◆ Directions for this task:
Check each line of the material below, and copy it if it holds the string "icon".

◆ Data section:
....

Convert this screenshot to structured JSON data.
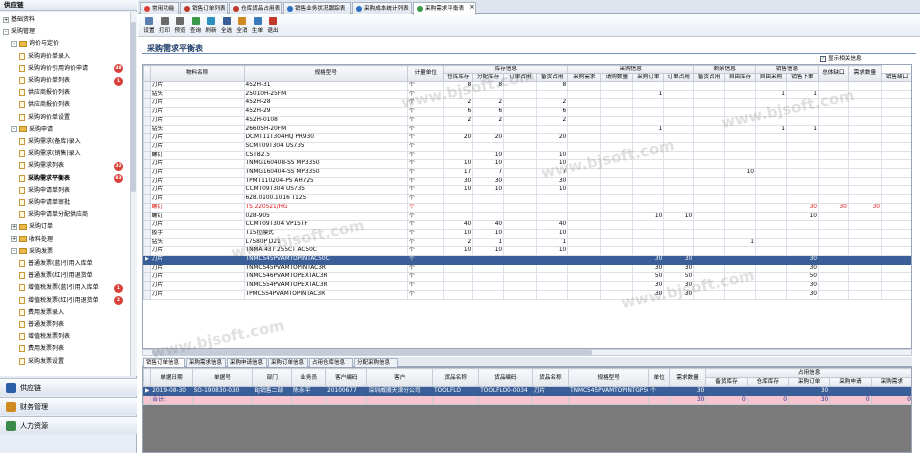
{
  "sidebar": {
    "header": "供应链",
    "tree": [
      {
        "label": "基础资料",
        "level": 0,
        "type": "node",
        "expand": "+"
      },
      {
        "label": "采购管理",
        "level": 0,
        "type": "node",
        "expand": "-"
      },
      {
        "label": "询价与定价",
        "level": 1,
        "type": "folder",
        "expand": "-"
      },
      {
        "label": "采购询价单录入",
        "level": 2,
        "type": "doc"
      },
      {
        "label": "采购询价引用询价申请",
        "level": 2,
        "type": "doc",
        "badge": "48"
      },
      {
        "label": "采购询价单列表",
        "level": 2,
        "type": "doc",
        "badge": "1"
      },
      {
        "label": "供应商报价列表",
        "level": 2,
        "type": "doc"
      },
      {
        "label": "供应商报价列表",
        "level": 2,
        "type": "doc"
      },
      {
        "label": "采购询价单设置",
        "level": 2,
        "type": "doc"
      },
      {
        "label": "采购申请",
        "level": 1,
        "type": "folder",
        "expand": "-"
      },
      {
        "label": "采购需求(备库)录入",
        "level": 2,
        "type": "doc"
      },
      {
        "label": "采购需求(销售)录入",
        "level": 2,
        "type": "doc"
      },
      {
        "label": "采购需求列表",
        "level": 2,
        "type": "doc",
        "badge": "32"
      },
      {
        "label": "采购需求平衡表",
        "level": 2,
        "type": "doc",
        "badge": "83",
        "active": true
      },
      {
        "label": "采购申请单列表",
        "level": 2,
        "type": "doc"
      },
      {
        "label": "采购申请单审批",
        "level": 2,
        "type": "doc"
      },
      {
        "label": "采购申请单分配供应商",
        "level": 2,
        "type": "doc"
      },
      {
        "label": "采购订单",
        "level": 1,
        "type": "folder",
        "expand": "+"
      },
      {
        "label": "收料处理",
        "level": 1,
        "type": "folder",
        "expand": "+"
      },
      {
        "label": "采购发票",
        "level": 1,
        "type": "folder",
        "expand": "-"
      },
      {
        "label": "普通发票(蓝)引用入库单",
        "level": 2,
        "type": "doc"
      },
      {
        "label": "普通发票(红)引用退货单",
        "level": 2,
        "type": "doc"
      },
      {
        "label": "增值税发票(蓝)引用入库单",
        "level": 2,
        "type": "doc",
        "badge": "1"
      },
      {
        "label": "增值税发票(红)引用退货单",
        "level": 2,
        "type": "doc",
        "badge": "2"
      },
      {
        "label": "费用发票录入",
        "level": 2,
        "type": "doc"
      },
      {
        "label": "普通发票列表",
        "level": 2,
        "type": "doc"
      },
      {
        "label": "增值税发票列表",
        "level": 2,
        "type": "doc"
      },
      {
        "label": "费用发票列表",
        "level": 2,
        "type": "doc"
      },
      {
        "label": "采购发票设置",
        "level": 2,
        "type": "doc"
      }
    ],
    "nav": [
      {
        "label": "供应链",
        "color": "#2d5fa8"
      },
      {
        "label": "财务管理",
        "color": "#d08a20"
      },
      {
        "label": "人力资源",
        "color": "#3a8a4a"
      }
    ]
  },
  "tabs": [
    {
      "label": "常用功能",
      "color": "#d9403a",
      "active": false
    },
    {
      "label": "销售订单列表",
      "color": "#c0392b",
      "active": false
    },
    {
      "label": "仓库货品占用表",
      "color": "#c0392b",
      "active": false
    },
    {
      "label": "销售业务状况跟踪表",
      "color": "#2d6fbf",
      "active": false
    },
    {
      "label": "采购成本统计列表",
      "color": "#2d6fbf",
      "active": false
    },
    {
      "label": "采购需求平衡表",
      "color": "#3a9a4a",
      "active": true
    }
  ],
  "tab_close": "×",
  "toolbar": [
    {
      "label": "设置",
      "icon": "settings-icon",
      "color": "#5b7fb0"
    },
    {
      "label": "打印",
      "icon": "print-icon",
      "color": "#6a6a6a"
    },
    {
      "label": "预览",
      "icon": "preview-icon",
      "color": "#6a6a6a"
    },
    {
      "label": "查询",
      "icon": "search-icon",
      "color": "#3a9a4a"
    },
    {
      "label": "刷新",
      "icon": "refresh-icon",
      "color": "#2d8fbf"
    },
    {
      "label": "全选",
      "icon": "select-all-icon",
      "color": "#3a5f98"
    },
    {
      "label": "全消",
      "icon": "deselect-all-icon",
      "color": "#d08a20"
    },
    {
      "label": "生单",
      "icon": "generate-order-icon",
      "color": "#3a7ab8"
    },
    {
      "label": "退出",
      "icon": "exit-icon",
      "color": "#c0392b"
    }
  ],
  "page_title": "采购需求平衡表",
  "show_related": {
    "label": "显示相关信息",
    "checked": true
  },
  "grid": {
    "group_headers": [
      "库存信息",
      "采购信息",
      "剩余信息",
      "销售信息"
    ],
    "columns": [
      "物料名称",
      "规格型号",
      "计量单位",
      "仓库库存",
      "分配库存",
      "订单占用",
      "备货占用",
      "采购需求",
      "请购数量",
      "采购订单",
      "订单占用",
      "备货占用",
      "自由库存",
      "自由采购",
      "销售下单",
      "销售缺口",
      "总体缺口",
      "需求数量"
    ],
    "rows": [
      [
        "刀片",
        "452H-31",
        "个",
        "8",
        "8",
        "",
        "8",
        "",
        "",
        "",
        "",
        "",
        "",
        "",
        "",
        "",
        "",
        ""
      ],
      [
        "钻头",
        "25010H-25FM",
        "个",
        "",
        "",
        "",
        "",
        "",
        "",
        "1",
        "",
        "",
        "",
        "1",
        "1",
        "",
        "",
        ""
      ],
      [
        "刀片",
        "452H-28",
        "个",
        "2",
        "2",
        "",
        "2",
        "",
        "",
        "",
        "",
        "",
        "",
        "",
        "",
        "",
        "",
        ""
      ],
      [
        "刀片",
        "452H-29",
        "个",
        "6",
        "6",
        "",
        "6",
        "",
        "",
        "",
        "",
        "",
        "",
        "",
        "",
        "",
        "",
        ""
      ],
      [
        "刀片",
        "452H-0108",
        "个",
        "2",
        "2",
        "",
        "2",
        "",
        "",
        "",
        "",
        "",
        "",
        "",
        "",
        "",
        "",
        ""
      ],
      [
        "钻头",
        "26605H-20FM",
        "个",
        "",
        "",
        "",
        "",
        "",
        "",
        "1",
        "",
        "",
        "",
        "1",
        "1",
        "",
        "",
        ""
      ],
      [
        "刀片",
        "DCMT11T304HQ PR930",
        "个",
        "20",
        "20",
        "",
        "20",
        "",
        "",
        "",
        "",
        "",
        "",
        "",
        "",
        "",
        "",
        ""
      ],
      [
        "刀片",
        "SCMT09T304 US735",
        "个",
        "",
        "",
        "",
        "",
        "",
        "",
        "",
        "",
        "",
        "",
        "",
        "",
        "",
        "",
        ""
      ],
      [
        "螺钉",
        "CSTB2.5",
        "个",
        "",
        "10",
        "",
        "10",
        "",
        "",
        "",
        "",
        "",
        "",
        "",
        "",
        "",
        "",
        ""
      ],
      [
        "刀片",
        "TNMG160408-SS MP3350",
        "个",
        "10",
        "10",
        "",
        "10",
        "",
        "",
        "",
        "",
        "",
        "",
        "",
        "",
        "",
        "",
        ""
      ],
      [
        "刀片",
        "TNMG160404-SS MP3350",
        "个",
        "17",
        "7",
        "",
        "7",
        "",
        "",
        "",
        "",
        "",
        "10",
        "",
        "",
        "",
        "",
        ""
      ],
      [
        "刀片",
        "TPMT110204-PS AH725",
        "个",
        "30",
        "30",
        "",
        "30",
        "",
        "",
        "",
        "",
        "",
        "",
        "",
        "",
        "",
        "",
        ""
      ],
      [
        "刀片",
        "CCMT09T304 US735",
        "个",
        "10",
        "10",
        "",
        "10",
        "",
        "",
        "",
        "",
        "",
        "",
        "",
        "",
        "",
        "",
        ""
      ],
      [
        "刀片",
        "628.0100.1016 T125",
        "个",
        "",
        "",
        "",
        "",
        "",
        "",
        "",
        "",
        "",
        "",
        "",
        "",
        "",
        "",
        ""
      ],
      [
        "螺钉",
        "TS 220521/HG",
        "个",
        "",
        "",
        "",
        "",
        "",
        "",
        "",
        "",
        "",
        "",
        "",
        "30",
        "30",
        "30",
        ""
      ],
      [
        "螺钉",
        "028-905",
        "个",
        "",
        "",
        "",
        "",
        "",
        "",
        "10",
        "10",
        "",
        "",
        "",
        "10",
        "",
        "",
        ""
      ],
      [
        "刀片",
        "CCMT09T304 VP15TF",
        "个",
        "40",
        "40",
        "",
        "40",
        "",
        "",
        "",
        "",
        "",
        "",
        "",
        "",
        "",
        "",
        ""
      ],
      [
        "扳手",
        "T15拉膜式",
        "个",
        "10",
        "10",
        "",
        "10",
        "",
        "",
        "",
        "",
        "",
        "",
        "",
        "",
        "",
        "",
        ""
      ],
      [
        "钻头",
        "L7580P D21",
        "个",
        "2",
        "1",
        "",
        "1",
        "",
        "",
        "",
        "",
        "",
        "1",
        "",
        "",
        "",
        "",
        ""
      ],
      [
        "刀片",
        "TNMA 43T 255CT AC50C",
        "个",
        "10",
        "10",
        "",
        "10",
        "",
        "",
        "",
        "",
        "",
        "",
        "",
        "",
        "",
        "",
        ""
      ],
      [
        "刀片",
        "TNMC545PVAMTOPINTAC50C",
        "个",
        "",
        "",
        "",
        "",
        "",
        "",
        "30",
        "30",
        "",
        "",
        "",
        "30",
        "",
        "",
        ""
      ],
      [
        "刀片",
        "TNMC545PVAMTOPINTAC3R",
        "个",
        "",
        "",
        "",
        "",
        "",
        "",
        "30",
        "30",
        "",
        "",
        "",
        "30",
        "",
        "",
        ""
      ],
      [
        "刀片",
        "TNMC546PVAMTOPEXTAC3R",
        "个",
        "",
        "",
        "",
        "",
        "",
        "",
        "50",
        "50",
        "",
        "",
        "",
        "50",
        "",
        "",
        ""
      ],
      [
        "刀片",
        "TNMC554PVAMTOPEXTAC3R",
        "个",
        "",
        "",
        "",
        "",
        "",
        "",
        "30",
        "30",
        "",
        "",
        "",
        "30",
        "",
        "",
        ""
      ],
      [
        "刀片",
        "TPMC554PVAMTOPINTAC3R",
        "个",
        "",
        "",
        "",
        "",
        "",
        "",
        "30",
        "30",
        "",
        "",
        "",
        "30",
        "",
        "",
        ""
      ]
    ],
    "red_row_index": 14,
    "selected_row_index": 20
  },
  "bottom_tabs": [
    "销售订单信息",
    "采购需求信息",
    "采购申请信息",
    "采购订单信息",
    "占用仓库信息",
    "分配采购信息"
  ],
  "bottom_grid": {
    "group_header": "占用信息",
    "columns": [
      "单据日期",
      "单据号",
      "部门",
      "业务员",
      "客户编码",
      "客户",
      "货品名称",
      "货品编码",
      "货品名称",
      "规格型号",
      "单位",
      "需求数量",
      "备货库存",
      "仓库库存",
      "采购订单",
      "采购申请",
      "采购需求"
    ],
    "rows": [
      [
        "2019-08-30",
        "SO-190830-030",
        "BJ销售二部",
        "陈永平",
        "20100677",
        "深圳威顺天津分公司",
        "TOOLFLO",
        "TOOLFLO0-0034",
        "刀片",
        "TNMC545PVAMTOPINTGP50C",
        "个",
        "30",
        "",
        "",
        "30",
        "",
        ""
      ]
    ],
    "total_label": "合计:",
    "totals": [
      "30",
      "0",
      "0",
      "30",
      "0",
      "0"
    ]
  },
  "watermark": "www.bjsoft.com"
}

....

◆ Written response:
      "icon": "settings-icon",
      "icon": "print-icon",
      "icon": "preview-icon",
      "icon": "search-icon",
      "icon": "refresh-icon",
      "icon": "select-all-icon",
      "icon": "deselect-all-icon",
      "icon": "generate-order-icon",
      "icon": "exit-icon",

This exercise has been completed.